▸ Your instructions
Copy every line of the data below word for word, omitting the pictures.
— START OF Data in this exercise —
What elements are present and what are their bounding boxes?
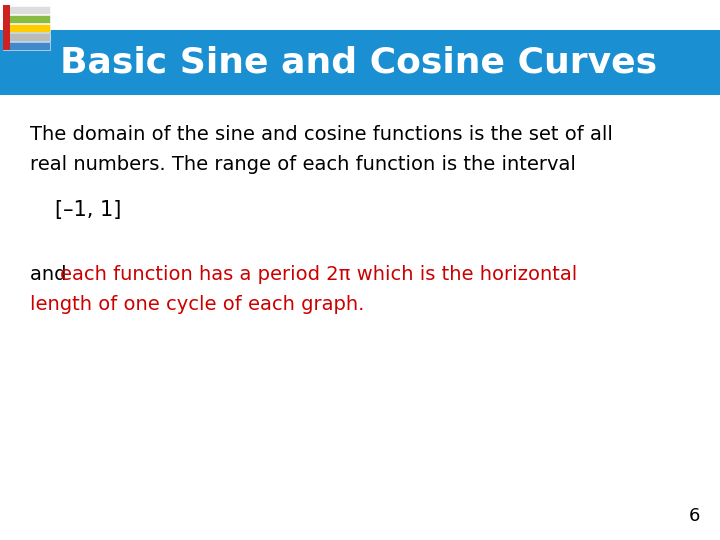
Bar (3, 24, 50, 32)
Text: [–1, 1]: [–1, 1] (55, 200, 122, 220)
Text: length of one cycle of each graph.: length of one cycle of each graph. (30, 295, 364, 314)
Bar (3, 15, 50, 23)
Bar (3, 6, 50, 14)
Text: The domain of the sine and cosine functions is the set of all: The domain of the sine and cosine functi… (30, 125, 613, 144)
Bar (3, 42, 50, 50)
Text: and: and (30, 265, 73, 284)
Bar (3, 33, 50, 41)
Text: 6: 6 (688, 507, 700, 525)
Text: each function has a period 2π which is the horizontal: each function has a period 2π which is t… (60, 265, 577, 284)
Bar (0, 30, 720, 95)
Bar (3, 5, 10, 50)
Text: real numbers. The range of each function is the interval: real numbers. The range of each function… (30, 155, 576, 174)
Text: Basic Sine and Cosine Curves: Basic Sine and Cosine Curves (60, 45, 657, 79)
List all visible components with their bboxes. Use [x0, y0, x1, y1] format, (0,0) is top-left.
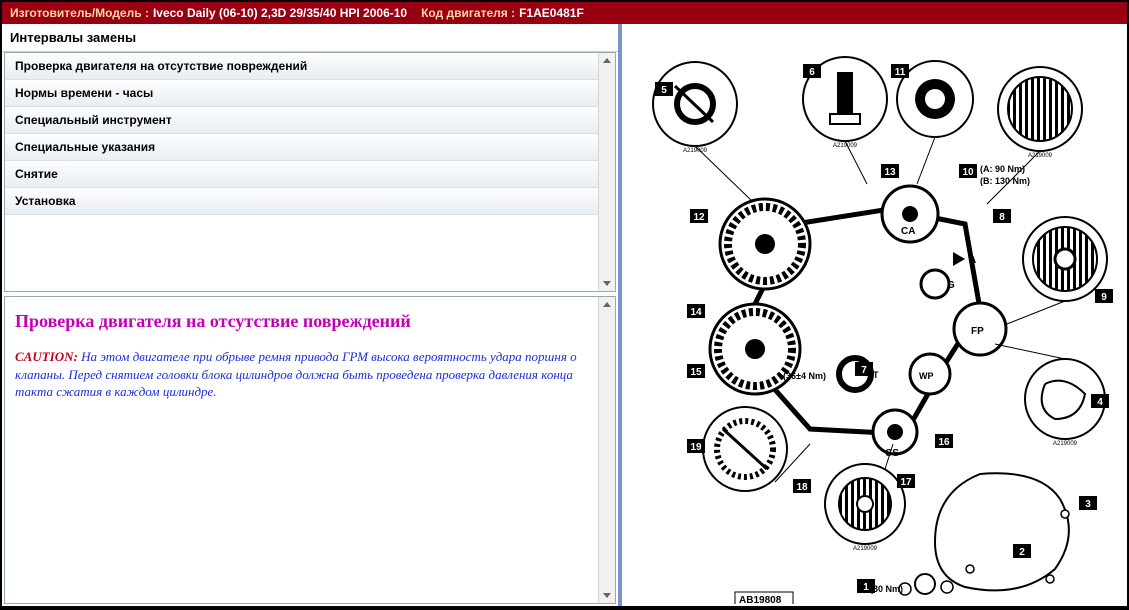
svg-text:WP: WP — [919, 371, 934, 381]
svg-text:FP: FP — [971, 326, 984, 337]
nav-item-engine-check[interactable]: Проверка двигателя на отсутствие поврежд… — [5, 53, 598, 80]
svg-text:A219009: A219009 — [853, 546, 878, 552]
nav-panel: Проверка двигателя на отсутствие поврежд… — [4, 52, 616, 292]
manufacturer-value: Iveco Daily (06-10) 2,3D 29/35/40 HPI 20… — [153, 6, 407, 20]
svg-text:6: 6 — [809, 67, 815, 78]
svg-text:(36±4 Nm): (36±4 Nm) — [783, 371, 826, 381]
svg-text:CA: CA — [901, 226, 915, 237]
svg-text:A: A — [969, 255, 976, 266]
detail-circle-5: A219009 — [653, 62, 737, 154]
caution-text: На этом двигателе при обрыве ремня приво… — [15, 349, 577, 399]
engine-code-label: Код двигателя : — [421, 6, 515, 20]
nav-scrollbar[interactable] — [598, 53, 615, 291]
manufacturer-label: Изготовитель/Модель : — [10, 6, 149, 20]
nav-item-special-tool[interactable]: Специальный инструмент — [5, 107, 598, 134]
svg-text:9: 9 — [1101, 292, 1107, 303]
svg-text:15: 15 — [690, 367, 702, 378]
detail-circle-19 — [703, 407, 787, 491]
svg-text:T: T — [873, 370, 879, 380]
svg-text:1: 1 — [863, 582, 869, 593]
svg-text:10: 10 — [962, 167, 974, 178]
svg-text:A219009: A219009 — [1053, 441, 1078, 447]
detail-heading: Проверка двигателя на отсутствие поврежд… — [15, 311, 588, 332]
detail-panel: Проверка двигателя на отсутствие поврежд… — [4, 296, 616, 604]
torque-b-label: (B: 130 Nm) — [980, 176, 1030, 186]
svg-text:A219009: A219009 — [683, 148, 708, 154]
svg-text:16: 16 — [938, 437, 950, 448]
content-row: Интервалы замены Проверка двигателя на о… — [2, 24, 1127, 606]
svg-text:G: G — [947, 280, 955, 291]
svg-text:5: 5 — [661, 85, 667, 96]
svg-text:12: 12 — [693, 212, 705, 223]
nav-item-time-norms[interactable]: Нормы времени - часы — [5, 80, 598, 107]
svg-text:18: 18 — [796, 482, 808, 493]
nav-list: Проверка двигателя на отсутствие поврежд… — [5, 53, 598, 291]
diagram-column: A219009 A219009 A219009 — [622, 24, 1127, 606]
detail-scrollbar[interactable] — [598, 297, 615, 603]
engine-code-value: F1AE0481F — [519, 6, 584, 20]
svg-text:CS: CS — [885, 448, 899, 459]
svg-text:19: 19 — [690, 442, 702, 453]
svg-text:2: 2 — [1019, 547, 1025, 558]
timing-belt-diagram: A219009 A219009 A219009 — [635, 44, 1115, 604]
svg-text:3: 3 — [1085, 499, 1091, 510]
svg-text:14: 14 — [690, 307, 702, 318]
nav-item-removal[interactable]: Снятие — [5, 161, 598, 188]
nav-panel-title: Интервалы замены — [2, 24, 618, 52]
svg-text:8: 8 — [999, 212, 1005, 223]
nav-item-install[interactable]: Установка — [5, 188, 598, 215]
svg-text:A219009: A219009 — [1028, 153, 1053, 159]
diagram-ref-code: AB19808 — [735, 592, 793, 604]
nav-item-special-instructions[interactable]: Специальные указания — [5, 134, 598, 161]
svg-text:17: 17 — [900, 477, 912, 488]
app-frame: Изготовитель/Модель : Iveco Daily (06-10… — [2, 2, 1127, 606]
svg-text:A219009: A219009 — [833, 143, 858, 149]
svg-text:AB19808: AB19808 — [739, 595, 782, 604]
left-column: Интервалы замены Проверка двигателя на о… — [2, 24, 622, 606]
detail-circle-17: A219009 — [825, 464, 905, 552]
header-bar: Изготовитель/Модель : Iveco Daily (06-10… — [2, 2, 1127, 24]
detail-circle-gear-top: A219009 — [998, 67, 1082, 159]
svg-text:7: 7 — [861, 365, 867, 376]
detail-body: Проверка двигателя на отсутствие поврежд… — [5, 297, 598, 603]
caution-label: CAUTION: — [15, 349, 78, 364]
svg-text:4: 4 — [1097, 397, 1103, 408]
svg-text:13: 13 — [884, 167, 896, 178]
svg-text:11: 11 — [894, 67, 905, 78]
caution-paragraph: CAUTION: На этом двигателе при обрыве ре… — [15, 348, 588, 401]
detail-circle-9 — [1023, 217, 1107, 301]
— END OF Data in this exercise —
▸ Answer to this exercise
What elements are present and what are their bounding boxes?
Bar (3, 24, 50, 32)
Text: [–1, 1]: [–1, 1] (55, 200, 122, 220)
Text: length of one cycle of each graph.: length of one cycle of each graph. (30, 295, 364, 314)
Bar (3, 15, 50, 23)
Bar (3, 6, 50, 14)
Text: The domain of the sine and cosine functions is the set of all: The domain of the sine and cosine functi… (30, 125, 613, 144)
Bar (3, 42, 50, 50)
Text: and: and (30, 265, 73, 284)
Bar (3, 33, 50, 41)
Text: 6: 6 (688, 507, 700, 525)
Text: each function has a period 2π which is the horizontal: each function has a period 2π which is t… (60, 265, 577, 284)
Bar (0, 30, 720, 95)
Bar (3, 5, 10, 50)
Text: real numbers. The range of each function is the interval: real numbers. The range of each function… (30, 155, 576, 174)
Text: Basic Sine and Cosine Curves: Basic Sine and Cosine Curves (60, 45, 657, 79)
List all visible components with their bboxes. Use [x0, y0, x1, y1] format, (0,0) is top-left.
svg-text:WP: WP — [919, 371, 934, 381]
svg-text:FP: FP — [971, 326, 984, 337]
nav-item-engine-check[interactable]: Проверка двигателя на отсутствие поврежд… — [5, 53, 598, 80]
svg-text:A219009: A219009 — [853, 546, 878, 552]
nav-panel: Проверка двигателя на отсутствие поврежд… — [4, 52, 616, 292]
manufacturer-value: Iveco Daily (06-10) 2,3D 29/35/40 HPI 20… — [153, 6, 407, 20]
svg-text:6: 6 — [809, 67, 815, 78]
svg-text:(36±4 Nm): (36±4 Nm) — [783, 371, 826, 381]
svg-text:CA: CA — [901, 226, 915, 237]
svg-text:A: A — [969, 255, 976, 266]
detail-circle-5: A219009 — [653, 62, 737, 154]
caution-text: На этом двигателе при обрыве ремня приво… — [15, 349, 577, 399]
engine-code-label: Код двигателя : — [421, 6, 515, 20]
nav-scrollbar[interactable] — [598, 53, 615, 291]
manufacturer-label: Изготовитель/Модель : — [10, 6, 149, 20]
nav-item-special-tool[interactable]: Специальный инструмент — [5, 107, 598, 134]
svg-text:9: 9 — [1101, 292, 1107, 303]
svg-text:15: 15 — [690, 367, 702, 378]
detail-circle-19 — [703, 407, 787, 491]
svg-text:T: T — [873, 370, 879, 380]
svg-text:1: 1 — [863, 582, 869, 593]
svg-text:10: 10 — [962, 167, 974, 178]
svg-text:A219009: A219009 — [1053, 441, 1078, 447]
detail-heading: Проверка двигателя на отсутствие поврежд… — [15, 311, 588, 332]
detail-panel: Проверка двигателя на отсутствие поврежд… — [4, 296, 616, 604]
torque-b-label: (B: 130 Nm) — [980, 176, 1030, 186]
svg-text:A219009: A219009 — [683, 148, 708, 154]
svg-text:16: 16 — [938, 437, 950, 448]
content-row: Интервалы замены Проверка двигателя на о… — [2, 24, 1127, 606]
svg-text:G: G — [947, 280, 955, 291]
svg-text:5: 5 — [661, 85, 667, 96]
svg-text:12: 12 — [693, 212, 705, 223]
nav-item-time-norms[interactable]: Нормы времени - часы — [5, 80, 598, 107]
svg-text:18: 18 — [796, 482, 808, 493]
nav-list: Проверка двигателя на отсутствие поврежд… — [5, 53, 598, 291]
diagram-column: A219009 A219009 A219009 — [622, 24, 1127, 606]
detail-scrollbar[interactable] — [598, 297, 615, 603]
engine-code-value: F1AE0481F — [519, 6, 584, 20]
svg-text:CS: CS — [885, 448, 899, 459]
svg-text:19: 19 — [690, 442, 702, 453]
svg-text:2: 2 — [1019, 547, 1025, 558]
timing-belt-diagram: A219009 A219009 A219009 — [635, 44, 1115, 604]
svg-text:3: 3 — [1085, 499, 1091, 510]
svg-text:14: 14 — [690, 307, 702, 318]
nav-item-removal[interactable]: Снятие — [5, 161, 598, 188]
nav-panel-title: Интервалы замены — [2, 24, 618, 52]
svg-text:8: 8 — [999, 212, 1005, 223]
nav-item-install[interactable]: Установка — [5, 188, 598, 215]
svg-text:A219009: A219009 — [1028, 153, 1053, 159]
diagram-ref-code: AB19808 — [735, 592, 793, 604]
nav-item-special-instructions[interactable]: Специальные указания — [5, 134, 598, 161]
svg-text:17: 17 — [900, 477, 912, 488]
app-frame: Изготовитель/Модель : Iveco Daily (06-10… — [2, 2, 1127, 606]
svg-text:A219009: A219009 — [833, 143, 858, 149]
svg-text:AB19808: AB19808 — [739, 595, 782, 604]
left-column: Интервалы замены Проверка двигателя на о… — [2, 24, 622, 606]
detail-circle-17: A219009 — [825, 464, 905, 552]
header-bar: Изготовитель/Модель : Iveco Daily (06-10… — [2, 2, 1127, 24]
detail-circle-gear-top: A219009 — [998, 67, 1082, 159]
svg-text:7: 7 — [861, 365, 867, 376]
detail-body: Проверка двигателя на отсутствие поврежд… — [5, 297, 598, 603]
caution-label: CAUTION: — [15, 349, 78, 364]
svg-text:4: 4 — [1097, 397, 1103, 408]
svg-text:13: 13 — [884, 167, 896, 178]
svg-text:11: 11 — [894, 67, 905, 78]
caution-paragraph: CAUTION: На этом двигателе при обрыве ре… — [15, 348, 588, 401]
detail-circle-9 — [1023, 217, 1107, 301]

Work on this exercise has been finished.